▸ **GIVEN REQUEST**
Which lines hold the word "Call"? Copy each one.

[Data items]

------

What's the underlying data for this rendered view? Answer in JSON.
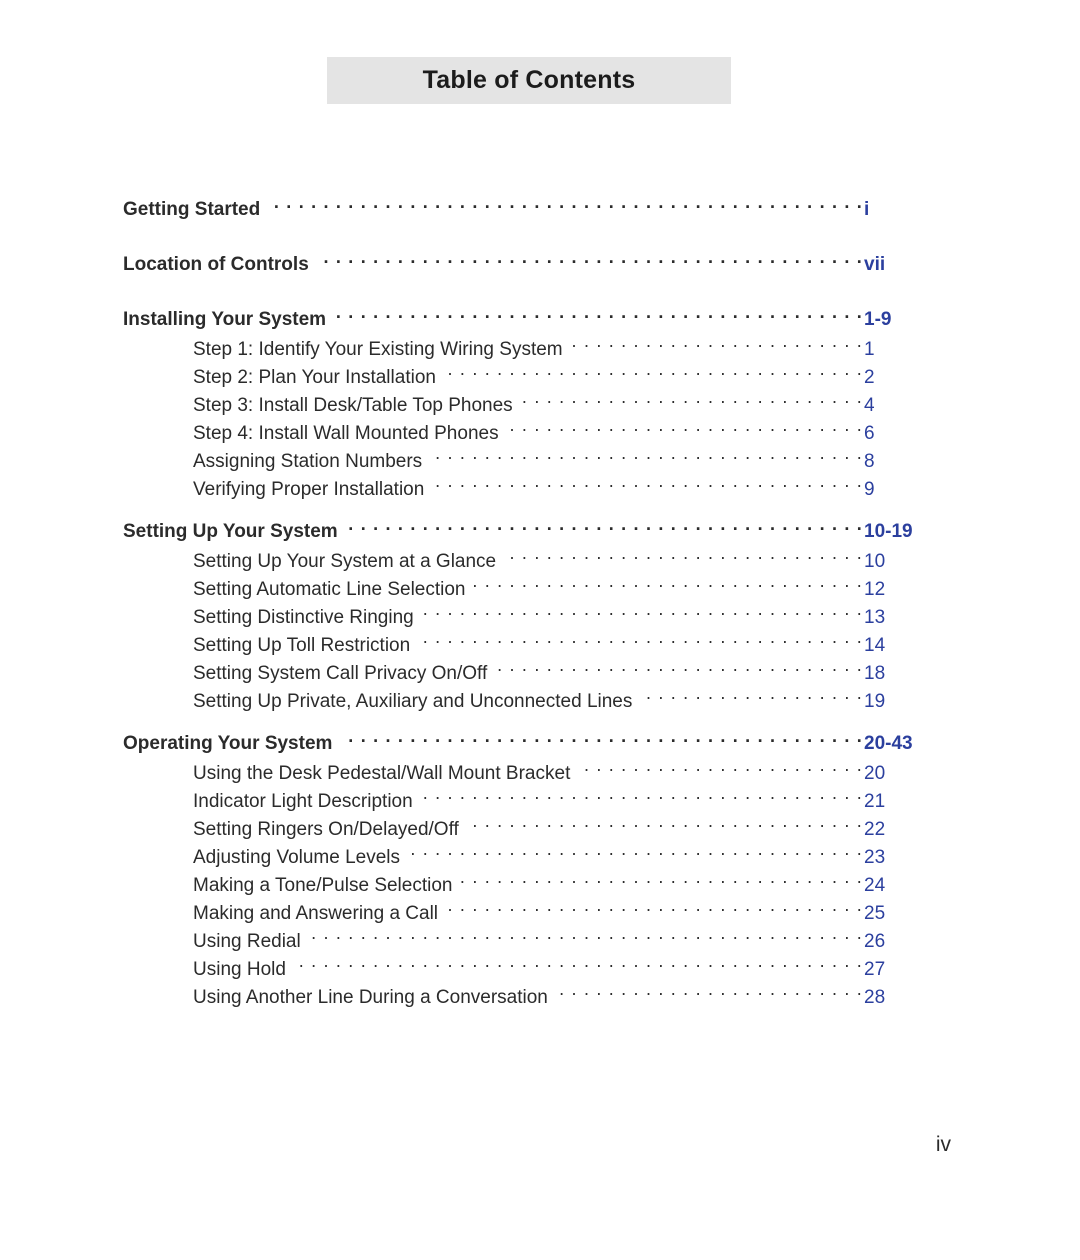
{
  "document": {
    "title": "Table of Contents",
    "footer_page_label": "iv",
    "accent_color": "#2b3f9e",
    "text_color": "#2b2b2b",
    "banner_background": "#e4e4e4",
    "leader_style": "dotted"
  },
  "toc": {
    "groups": [
      {
        "standalone": true,
        "heading": {
          "label": "Getting Started",
          "page": "i"
        },
        "items": []
      },
      {
        "standalone": true,
        "heading": {
          "label": "Location of Controls",
          "page": "vii"
        },
        "items": []
      },
      {
        "standalone": false,
        "heading": {
          "label": "Installing Your System",
          "page": "1-9"
        },
        "items": [
          {
            "label": "Step 1: Identify Your Existing Wiring System",
            "page": "1"
          },
          {
            "label": "Step 2: Plan Your Installation",
            "page": "2"
          },
          {
            "label": "Step 3: Install Desk/Table Top Phones",
            "page": "4"
          },
          {
            "label": "Step 4: Install Wall Mounted Phones",
            "page": "6"
          },
          {
            "label": "Assigning Station Numbers",
            "page": "8"
          },
          {
            "label": "Verifying Proper Installation",
            "page": "9"
          }
        ]
      },
      {
        "standalone": false,
        "heading": {
          "label": "Setting Up Your System",
          "page": "10-19"
        },
        "items": [
          {
            "label": "Setting Up Your System at a Glance",
            "page": "10"
          },
          {
            "label": "Setting Automatic Line Selection",
            "page": "12"
          },
          {
            "label": "Setting Distinctive Ringing",
            "page": "13"
          },
          {
            "label": "Setting Up Toll Restriction",
            "page": "14"
          },
          {
            "label": "Setting System Call Privacy On/Off",
            "page": "18"
          },
          {
            "label": "Setting Up Private, Auxiliary and Unconnected Lines",
            "page": "19"
          }
        ]
      },
      {
        "standalone": false,
        "heading": {
          "label": "Operating Your System",
          "page": "20-43"
        },
        "items": [
          {
            "label": "Using the Desk Pedestal/Wall Mount Bracket",
            "page": "20"
          },
          {
            "label": "Indicator Light Description",
            "page": "21"
          },
          {
            "label": "Setting Ringers On/Delayed/Off",
            "page": "22"
          },
          {
            "label": "Adjusting Volume Levels",
            "page": "23"
          },
          {
            "label": "Making a Tone/Pulse Selection",
            "page": "24"
          },
          {
            "label": "Making and Answering a Call",
            "page": "25"
          },
          {
            "label": "Using Redial",
            "page": "26"
          },
          {
            "label": "Using Hold",
            "page": "27"
          },
          {
            "label": "Using Another Line During a Conversation",
            "page": "28"
          }
        ]
      }
    ]
  }
}
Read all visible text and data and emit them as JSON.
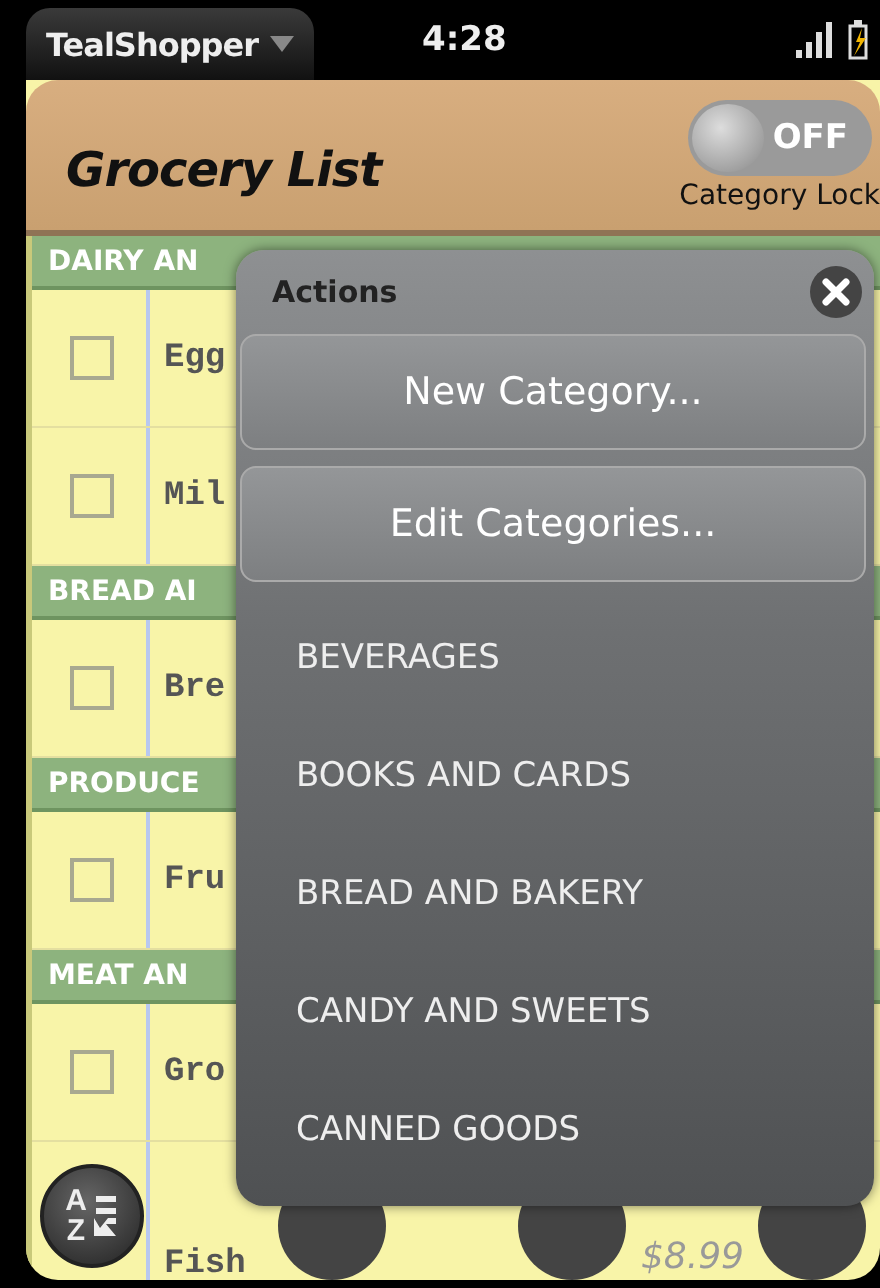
{
  "status_bar": {
    "app_name": "TealShopper",
    "time": "4:28"
  },
  "header": {
    "title": "Grocery List",
    "toggle": {
      "on": false,
      "label": "OFF",
      "caption": "Category Lock"
    }
  },
  "list": [
    {
      "category": "DAIRY AN",
      "items": [
        {
          "name": "Egg",
          "checked": false
        },
        {
          "name": "Mil",
          "checked": false
        }
      ]
    },
    {
      "category": "BREAD AI",
      "items": [
        {
          "name": "Bre",
          "checked": false
        }
      ]
    },
    {
      "category": "PRODUCE",
      "items": [
        {
          "name": "Fru",
          "checked": false
        }
      ]
    },
    {
      "category": "MEAT AN",
      "items": [
        {
          "name": "Gro",
          "checked": false
        },
        {
          "name": "Fish",
          "price": "$8.99"
        }
      ]
    }
  ],
  "sort_button": {
    "letters": [
      "A",
      "Z"
    ]
  },
  "actions_popup": {
    "title": "Actions",
    "buttons": [
      "New Category...",
      "Edit Categories..."
    ],
    "categories": [
      "BEVERAGES",
      "BOOKS AND CARDS",
      "BREAD AND BAKERY",
      "CANDY AND SWEETS",
      "CANNED GOODS"
    ]
  }
}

------

▸ **WORKED SOLUTION**
            "label": "Setting System Call Privacy On/Off",
            "label": "Making and Answering a Call",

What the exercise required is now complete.